Given problem —
Report every line from the material that contains the word "this".

Data provided —
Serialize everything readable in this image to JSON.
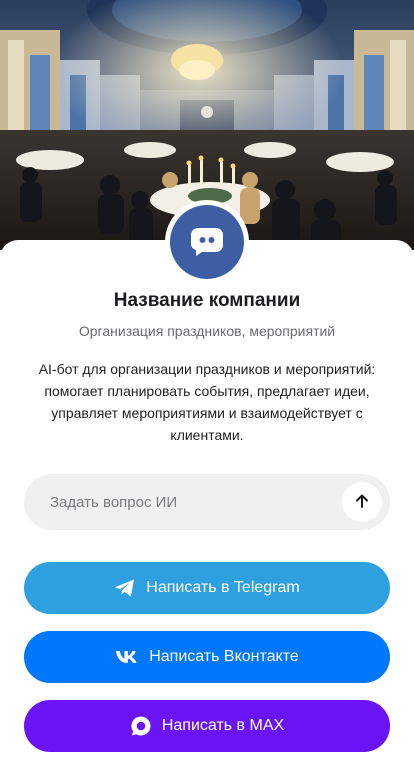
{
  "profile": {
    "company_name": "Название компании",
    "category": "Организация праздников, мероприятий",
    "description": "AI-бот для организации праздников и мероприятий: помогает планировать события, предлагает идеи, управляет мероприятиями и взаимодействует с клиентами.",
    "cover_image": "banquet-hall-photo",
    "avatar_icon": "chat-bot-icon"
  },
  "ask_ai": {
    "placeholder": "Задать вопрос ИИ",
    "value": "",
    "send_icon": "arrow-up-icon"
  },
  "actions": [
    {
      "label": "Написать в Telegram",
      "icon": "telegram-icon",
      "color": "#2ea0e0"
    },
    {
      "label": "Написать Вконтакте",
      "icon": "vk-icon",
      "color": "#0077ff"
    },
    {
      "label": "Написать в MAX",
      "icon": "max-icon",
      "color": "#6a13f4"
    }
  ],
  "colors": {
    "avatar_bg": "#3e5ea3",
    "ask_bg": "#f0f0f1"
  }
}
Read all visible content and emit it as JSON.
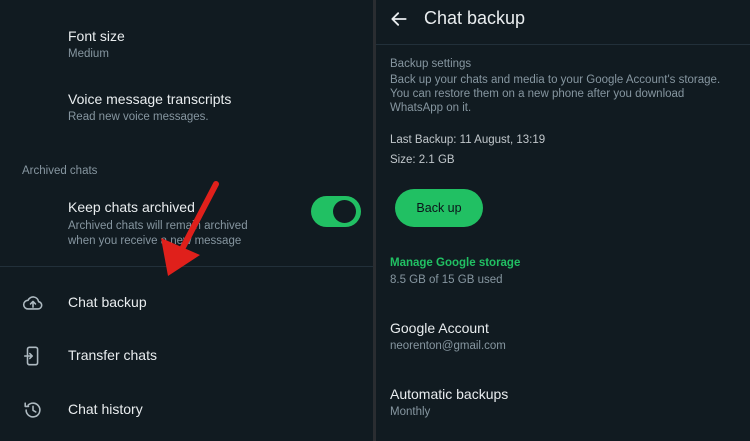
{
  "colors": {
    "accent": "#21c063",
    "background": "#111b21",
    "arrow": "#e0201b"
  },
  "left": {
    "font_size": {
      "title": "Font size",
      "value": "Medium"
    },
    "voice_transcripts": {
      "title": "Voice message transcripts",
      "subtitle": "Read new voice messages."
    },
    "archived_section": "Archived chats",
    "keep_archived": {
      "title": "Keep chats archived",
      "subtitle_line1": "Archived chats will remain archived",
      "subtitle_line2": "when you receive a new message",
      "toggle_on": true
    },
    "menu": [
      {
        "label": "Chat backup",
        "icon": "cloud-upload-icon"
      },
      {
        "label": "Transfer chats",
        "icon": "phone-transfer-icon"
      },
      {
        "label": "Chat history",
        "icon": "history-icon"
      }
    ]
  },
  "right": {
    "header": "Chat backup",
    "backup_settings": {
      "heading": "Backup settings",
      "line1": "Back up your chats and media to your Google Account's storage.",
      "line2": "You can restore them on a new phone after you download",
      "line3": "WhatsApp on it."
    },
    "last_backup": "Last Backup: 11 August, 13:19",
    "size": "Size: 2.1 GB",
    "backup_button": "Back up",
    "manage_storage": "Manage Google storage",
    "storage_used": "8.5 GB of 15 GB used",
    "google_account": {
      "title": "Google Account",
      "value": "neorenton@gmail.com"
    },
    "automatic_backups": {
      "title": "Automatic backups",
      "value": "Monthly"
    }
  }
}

---

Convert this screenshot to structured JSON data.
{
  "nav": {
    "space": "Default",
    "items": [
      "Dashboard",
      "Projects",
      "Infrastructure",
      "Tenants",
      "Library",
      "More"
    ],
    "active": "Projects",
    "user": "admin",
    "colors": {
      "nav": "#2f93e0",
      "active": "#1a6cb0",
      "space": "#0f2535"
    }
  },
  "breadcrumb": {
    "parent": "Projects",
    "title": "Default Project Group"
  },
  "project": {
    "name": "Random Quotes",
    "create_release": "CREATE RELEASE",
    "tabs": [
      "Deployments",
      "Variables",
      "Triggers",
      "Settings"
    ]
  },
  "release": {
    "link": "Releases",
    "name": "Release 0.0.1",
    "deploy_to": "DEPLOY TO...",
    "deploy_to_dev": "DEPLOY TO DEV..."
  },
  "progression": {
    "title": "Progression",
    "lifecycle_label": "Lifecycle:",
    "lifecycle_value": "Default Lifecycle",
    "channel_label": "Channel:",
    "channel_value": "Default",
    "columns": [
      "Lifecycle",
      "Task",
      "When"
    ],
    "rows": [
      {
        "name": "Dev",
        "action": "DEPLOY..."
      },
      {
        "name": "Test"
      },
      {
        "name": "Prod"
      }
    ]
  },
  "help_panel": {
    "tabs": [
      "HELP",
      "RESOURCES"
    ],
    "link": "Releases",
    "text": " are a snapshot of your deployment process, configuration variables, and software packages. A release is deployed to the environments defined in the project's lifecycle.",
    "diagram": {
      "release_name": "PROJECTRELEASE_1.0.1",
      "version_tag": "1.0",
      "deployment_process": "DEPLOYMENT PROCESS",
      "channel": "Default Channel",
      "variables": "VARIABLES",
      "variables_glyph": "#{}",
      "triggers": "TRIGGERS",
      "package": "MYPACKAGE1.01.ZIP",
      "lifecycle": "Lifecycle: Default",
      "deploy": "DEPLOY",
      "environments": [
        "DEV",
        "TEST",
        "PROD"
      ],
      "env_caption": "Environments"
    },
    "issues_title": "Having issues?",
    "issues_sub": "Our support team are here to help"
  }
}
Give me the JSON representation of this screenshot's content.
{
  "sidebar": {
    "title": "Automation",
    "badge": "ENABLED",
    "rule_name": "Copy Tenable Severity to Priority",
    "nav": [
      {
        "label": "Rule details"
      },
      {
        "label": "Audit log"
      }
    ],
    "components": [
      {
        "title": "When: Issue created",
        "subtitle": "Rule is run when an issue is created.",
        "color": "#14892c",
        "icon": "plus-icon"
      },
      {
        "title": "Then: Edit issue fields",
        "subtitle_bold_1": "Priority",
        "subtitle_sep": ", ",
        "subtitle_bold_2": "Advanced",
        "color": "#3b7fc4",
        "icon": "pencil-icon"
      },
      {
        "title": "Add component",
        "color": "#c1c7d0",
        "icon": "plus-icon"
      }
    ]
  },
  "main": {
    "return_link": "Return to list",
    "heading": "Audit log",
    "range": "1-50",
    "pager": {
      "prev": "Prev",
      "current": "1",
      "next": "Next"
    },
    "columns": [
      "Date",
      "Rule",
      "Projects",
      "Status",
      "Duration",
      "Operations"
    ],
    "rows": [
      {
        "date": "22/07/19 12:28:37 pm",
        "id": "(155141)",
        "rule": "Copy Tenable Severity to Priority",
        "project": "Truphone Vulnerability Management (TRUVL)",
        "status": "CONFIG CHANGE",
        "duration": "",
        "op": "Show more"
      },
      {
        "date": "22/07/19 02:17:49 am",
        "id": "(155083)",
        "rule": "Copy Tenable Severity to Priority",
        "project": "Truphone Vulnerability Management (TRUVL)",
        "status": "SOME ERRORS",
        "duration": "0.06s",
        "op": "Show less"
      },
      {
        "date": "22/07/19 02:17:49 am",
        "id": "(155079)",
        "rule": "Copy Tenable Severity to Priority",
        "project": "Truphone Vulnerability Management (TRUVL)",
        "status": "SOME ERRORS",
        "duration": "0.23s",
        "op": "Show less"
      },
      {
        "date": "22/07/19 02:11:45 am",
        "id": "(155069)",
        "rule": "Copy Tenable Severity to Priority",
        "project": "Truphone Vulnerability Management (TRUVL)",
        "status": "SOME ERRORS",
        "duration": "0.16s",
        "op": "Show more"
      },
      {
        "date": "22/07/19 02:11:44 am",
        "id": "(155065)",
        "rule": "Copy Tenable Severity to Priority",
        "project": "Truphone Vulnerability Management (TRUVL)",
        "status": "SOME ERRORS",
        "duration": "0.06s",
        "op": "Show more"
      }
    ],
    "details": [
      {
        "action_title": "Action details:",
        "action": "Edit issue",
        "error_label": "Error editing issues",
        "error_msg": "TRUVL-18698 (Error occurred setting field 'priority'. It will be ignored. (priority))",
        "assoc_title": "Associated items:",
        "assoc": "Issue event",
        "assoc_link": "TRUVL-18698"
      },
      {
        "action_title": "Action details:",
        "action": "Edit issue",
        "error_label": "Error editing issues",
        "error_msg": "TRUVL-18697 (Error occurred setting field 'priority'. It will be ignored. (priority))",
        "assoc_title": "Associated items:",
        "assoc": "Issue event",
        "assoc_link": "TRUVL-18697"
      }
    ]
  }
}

--

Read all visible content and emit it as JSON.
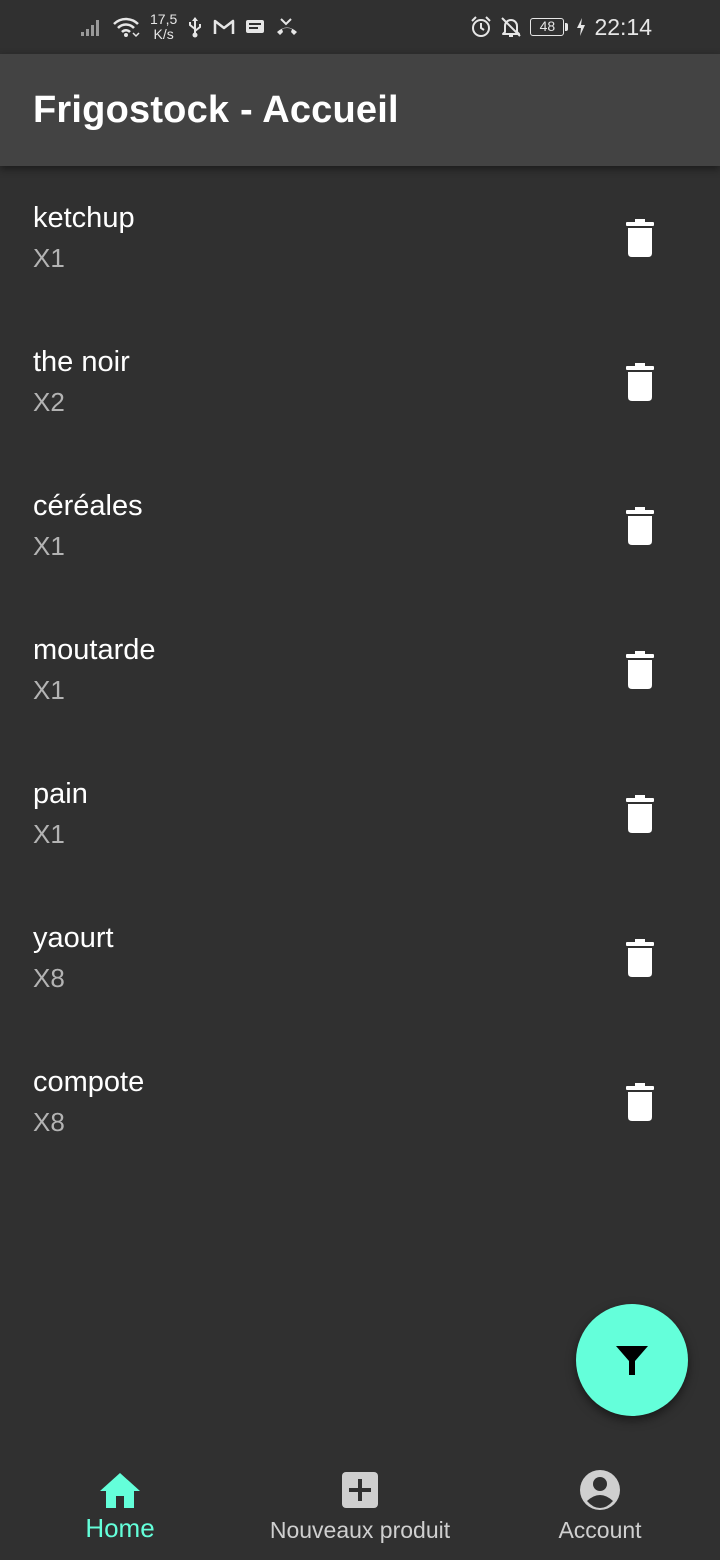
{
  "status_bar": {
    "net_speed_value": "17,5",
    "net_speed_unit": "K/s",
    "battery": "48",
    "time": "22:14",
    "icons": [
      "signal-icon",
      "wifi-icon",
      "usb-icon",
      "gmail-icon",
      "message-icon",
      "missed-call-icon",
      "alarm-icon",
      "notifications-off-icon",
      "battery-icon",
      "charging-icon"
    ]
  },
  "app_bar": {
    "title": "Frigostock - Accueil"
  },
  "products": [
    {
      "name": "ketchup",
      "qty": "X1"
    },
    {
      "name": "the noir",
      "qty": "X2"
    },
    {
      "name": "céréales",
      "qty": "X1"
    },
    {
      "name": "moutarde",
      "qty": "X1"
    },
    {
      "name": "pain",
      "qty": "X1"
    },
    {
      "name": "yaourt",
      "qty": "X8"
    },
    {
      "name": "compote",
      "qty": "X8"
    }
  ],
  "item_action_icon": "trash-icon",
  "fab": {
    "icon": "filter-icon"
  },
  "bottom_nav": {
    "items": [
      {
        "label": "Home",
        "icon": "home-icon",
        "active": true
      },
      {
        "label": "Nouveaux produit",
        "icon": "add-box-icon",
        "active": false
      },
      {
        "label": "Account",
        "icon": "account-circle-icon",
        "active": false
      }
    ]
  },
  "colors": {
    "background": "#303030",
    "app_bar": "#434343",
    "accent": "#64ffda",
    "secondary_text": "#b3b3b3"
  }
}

Written answer —
Serialize everything readable in this image to JSON.
Convert this screenshot to structured JSON data.
Give me the JSON representation of this screenshot's content.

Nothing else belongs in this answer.